-------- Dataset records --------

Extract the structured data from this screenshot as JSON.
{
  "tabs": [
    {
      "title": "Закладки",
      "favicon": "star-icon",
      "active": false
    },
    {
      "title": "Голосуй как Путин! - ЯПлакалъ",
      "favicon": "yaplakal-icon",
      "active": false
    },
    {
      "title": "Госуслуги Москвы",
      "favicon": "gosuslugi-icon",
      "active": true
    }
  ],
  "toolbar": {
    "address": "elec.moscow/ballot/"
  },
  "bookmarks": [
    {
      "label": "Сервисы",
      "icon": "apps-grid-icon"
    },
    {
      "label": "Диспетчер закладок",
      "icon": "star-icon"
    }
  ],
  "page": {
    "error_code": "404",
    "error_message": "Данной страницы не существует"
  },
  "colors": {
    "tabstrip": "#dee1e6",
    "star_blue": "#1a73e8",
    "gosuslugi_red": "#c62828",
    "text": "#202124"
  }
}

--------

Please reproduce each line exactly as written.

Extract the structured data from this screenshot as JSON.
{
  "tabs": [
    {
      "title": "Закладки",
      "favicon": "star-icon",
      "active": false
    },
    {
      "title": "Голосуй как Путин! - ЯПлакалъ",
      "favicon": "yaplakal-icon",
      "active": false
    },
    {
      "title": "Госуслуги Москвы",
      "favicon": "gosuslugi-icon",
      "active": true
    }
  ],
  "toolbar": {
    "address": "elec.moscow/ballot/"
  },
  "bookmarks": [
    {
      "label": "Сервисы",
      "icon": "apps-grid-icon"
    },
    {
      "label": "Диспетчер закладок",
      "icon": "star-icon"
    }
  ],
  "page": {
    "error_code": "404",
    "error_message": "Данной страницы не существует"
  },
  "colors": {
    "tabstrip": "#dee1e6",
    "star_blue": "#1a73e8",
    "gosuslugi_red": "#c62828",
    "text": "#202124"
  }
}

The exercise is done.